··· Records supplied ···

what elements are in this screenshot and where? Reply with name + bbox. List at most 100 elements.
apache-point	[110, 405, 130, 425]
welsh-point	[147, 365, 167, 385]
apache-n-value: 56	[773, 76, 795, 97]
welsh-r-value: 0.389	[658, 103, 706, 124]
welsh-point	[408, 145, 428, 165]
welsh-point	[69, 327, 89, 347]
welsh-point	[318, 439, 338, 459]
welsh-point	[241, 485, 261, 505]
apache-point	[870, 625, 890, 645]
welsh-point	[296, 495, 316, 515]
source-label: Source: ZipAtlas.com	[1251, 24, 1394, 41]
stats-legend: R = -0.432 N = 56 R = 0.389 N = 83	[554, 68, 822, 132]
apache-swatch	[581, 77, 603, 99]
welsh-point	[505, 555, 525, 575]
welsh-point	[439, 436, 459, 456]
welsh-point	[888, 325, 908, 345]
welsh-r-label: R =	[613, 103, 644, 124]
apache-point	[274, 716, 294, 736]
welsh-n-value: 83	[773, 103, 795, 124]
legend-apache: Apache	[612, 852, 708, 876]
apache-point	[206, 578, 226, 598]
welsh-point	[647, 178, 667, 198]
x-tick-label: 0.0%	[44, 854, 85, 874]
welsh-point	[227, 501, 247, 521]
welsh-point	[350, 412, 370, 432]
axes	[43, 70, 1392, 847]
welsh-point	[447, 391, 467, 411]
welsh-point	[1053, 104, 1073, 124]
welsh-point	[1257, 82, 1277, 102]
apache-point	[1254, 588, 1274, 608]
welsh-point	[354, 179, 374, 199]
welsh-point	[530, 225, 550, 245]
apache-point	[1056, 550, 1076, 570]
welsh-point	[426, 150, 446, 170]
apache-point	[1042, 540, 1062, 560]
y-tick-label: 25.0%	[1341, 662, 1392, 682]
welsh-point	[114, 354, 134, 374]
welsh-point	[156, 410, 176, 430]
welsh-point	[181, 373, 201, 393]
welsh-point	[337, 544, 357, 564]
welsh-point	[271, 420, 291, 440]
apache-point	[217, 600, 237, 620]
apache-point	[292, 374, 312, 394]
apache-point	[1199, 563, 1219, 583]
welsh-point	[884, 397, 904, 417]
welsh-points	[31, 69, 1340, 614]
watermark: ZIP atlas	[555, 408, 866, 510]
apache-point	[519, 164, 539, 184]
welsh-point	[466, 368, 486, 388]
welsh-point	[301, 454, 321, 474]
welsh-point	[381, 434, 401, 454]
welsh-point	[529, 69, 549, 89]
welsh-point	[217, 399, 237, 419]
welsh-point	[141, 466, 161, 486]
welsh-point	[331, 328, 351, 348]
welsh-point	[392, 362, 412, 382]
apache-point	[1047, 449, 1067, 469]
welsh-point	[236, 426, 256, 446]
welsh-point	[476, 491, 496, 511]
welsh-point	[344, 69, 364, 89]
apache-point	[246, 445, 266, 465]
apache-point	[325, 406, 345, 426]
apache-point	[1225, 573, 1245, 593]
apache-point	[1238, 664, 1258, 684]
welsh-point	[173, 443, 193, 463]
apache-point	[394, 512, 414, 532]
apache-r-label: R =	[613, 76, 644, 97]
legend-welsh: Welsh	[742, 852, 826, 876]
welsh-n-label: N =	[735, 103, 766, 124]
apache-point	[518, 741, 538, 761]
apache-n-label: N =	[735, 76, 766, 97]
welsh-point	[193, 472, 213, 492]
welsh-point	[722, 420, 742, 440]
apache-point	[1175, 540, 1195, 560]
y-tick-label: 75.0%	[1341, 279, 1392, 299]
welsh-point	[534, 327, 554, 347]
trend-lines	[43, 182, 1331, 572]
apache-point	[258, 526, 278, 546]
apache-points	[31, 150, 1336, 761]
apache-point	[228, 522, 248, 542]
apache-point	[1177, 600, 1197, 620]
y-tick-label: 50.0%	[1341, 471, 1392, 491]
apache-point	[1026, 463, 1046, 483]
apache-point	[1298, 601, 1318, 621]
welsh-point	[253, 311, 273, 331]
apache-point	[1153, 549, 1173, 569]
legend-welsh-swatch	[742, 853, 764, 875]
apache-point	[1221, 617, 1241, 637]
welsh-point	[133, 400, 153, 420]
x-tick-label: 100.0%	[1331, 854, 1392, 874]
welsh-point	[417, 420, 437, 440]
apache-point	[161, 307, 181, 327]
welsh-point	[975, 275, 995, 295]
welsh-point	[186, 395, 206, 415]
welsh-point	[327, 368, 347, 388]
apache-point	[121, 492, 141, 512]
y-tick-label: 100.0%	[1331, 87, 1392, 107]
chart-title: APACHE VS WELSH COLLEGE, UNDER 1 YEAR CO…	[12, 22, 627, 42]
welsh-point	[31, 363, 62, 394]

···

Echo every one of the lines above verbatim, from the first through the last, in their original order.

## [Exercise output]
what elements are in this screenshot and where? Reply with name + bbox. List at most 100 elements.
apache-point	[110, 405, 130, 425]
welsh-point	[147, 365, 167, 385]
apache-n-value: 56	[773, 76, 795, 97]
welsh-r-value: 0.389	[658, 103, 706, 124]
welsh-point	[408, 145, 428, 165]
welsh-point	[69, 327, 89, 347]
welsh-point	[318, 439, 338, 459]
welsh-point	[241, 485, 261, 505]
apache-point	[870, 625, 890, 645]
welsh-point	[296, 495, 316, 515]
source-label: Source: ZipAtlas.com	[1251, 24, 1394, 41]
stats-legend: R = -0.432 N = 56 R = 0.389 N = 83	[554, 68, 822, 132]
apache-swatch	[581, 77, 603, 99]
welsh-point	[505, 555, 525, 575]
welsh-point	[439, 436, 459, 456]
welsh-point	[888, 325, 908, 345]
welsh-r-label: R =	[613, 103, 644, 124]
apache-point	[274, 716, 294, 736]
welsh-n-value: 83	[773, 103, 795, 124]
legend-apache: Apache	[612, 852, 708, 876]
apache-point	[206, 578, 226, 598]
welsh-point	[647, 178, 667, 198]
x-tick-label: 0.0%	[44, 854, 85, 874]
welsh-point	[227, 501, 247, 521]
welsh-point	[350, 412, 370, 432]
axes	[43, 70, 1392, 847]
welsh-point	[447, 391, 467, 411]
welsh-point	[1053, 104, 1073, 124]
welsh-point	[1257, 82, 1277, 102]
apache-point	[1254, 588, 1274, 608]
welsh-point	[354, 179, 374, 199]
welsh-point	[530, 225, 550, 245]
apache-point	[1056, 550, 1076, 570]
welsh-point	[426, 150, 446, 170]
apache-point	[1042, 540, 1062, 560]
y-tick-label: 25.0%	[1341, 662, 1392, 682]
welsh-point	[114, 354, 134, 374]
welsh-point	[156, 410, 176, 430]
welsh-point	[181, 373, 201, 393]
welsh-point	[337, 544, 357, 564]
welsh-point	[271, 420, 291, 440]
apache-point	[217, 600, 237, 620]
apache-point	[292, 374, 312, 394]
apache-point	[1199, 563, 1219, 583]
welsh-point	[884, 397, 904, 417]
welsh-points	[31, 69, 1340, 614]
watermark: ZIP atlas	[555, 408, 866, 510]
apache-point	[519, 164, 539, 184]
welsh-point	[466, 368, 486, 388]
welsh-point	[301, 454, 321, 474]
welsh-point	[381, 434, 401, 454]
welsh-point	[529, 69, 549, 89]
welsh-point	[217, 399, 237, 419]
welsh-point	[141, 466, 161, 486]
welsh-point	[331, 328, 351, 348]
welsh-point	[392, 362, 412, 382]
apache-point	[1047, 449, 1067, 469]
welsh-point	[236, 426, 256, 446]
welsh-point	[476, 491, 496, 511]
welsh-point	[344, 69, 364, 89]
apache-point	[246, 445, 266, 465]
apache-point	[325, 406, 345, 426]
apache-point	[1225, 573, 1245, 593]
apache-point	[1238, 664, 1258, 684]
welsh-point	[173, 443, 193, 463]
apache-point	[394, 512, 414, 532]
apache-r-label: R =	[613, 76, 644, 97]
legend-welsh: Welsh	[742, 852, 826, 876]
welsh-n-label: N =	[735, 103, 766, 124]
apache-point	[518, 741, 538, 761]
apache-n-label: N =	[735, 76, 766, 97]
welsh-point	[193, 472, 213, 492]
welsh-point	[722, 420, 742, 440]
apache-point	[1175, 540, 1195, 560]
y-tick-label: 75.0%	[1341, 279, 1392, 299]
welsh-point	[534, 327, 554, 347]
trend-lines	[43, 182, 1331, 572]
apache-point	[258, 526, 278, 546]
apache-points	[31, 150, 1336, 761]
apache-point	[228, 522, 248, 542]
apache-point	[1177, 600, 1197, 620]
y-tick-label: 50.0%	[1341, 471, 1392, 491]
apache-point	[1026, 463, 1046, 483]
apache-point	[1298, 601, 1318, 621]
welsh-point	[253, 311, 273, 331]
apache-point	[1153, 549, 1173, 569]
legend-welsh-swatch	[742, 853, 764, 875]
apache-point	[1221, 617, 1241, 637]
welsh-point	[133, 400, 153, 420]
x-tick-label: 100.0%	[1331, 854, 1392, 874]
welsh-point	[417, 420, 437, 440]
apache-point	[161, 307, 181, 327]
welsh-point	[975, 275, 995, 295]
welsh-point	[186, 395, 206, 415]
welsh-point	[327, 368, 347, 388]
apache-point	[121, 492, 141, 512]
y-tick-label: 100.0%	[1331, 87, 1392, 107]
chart-title: APACHE VS WELSH COLLEGE, UNDER 1 YEAR CO…	[12, 22, 627, 42]
welsh-point	[31, 363, 62, 394]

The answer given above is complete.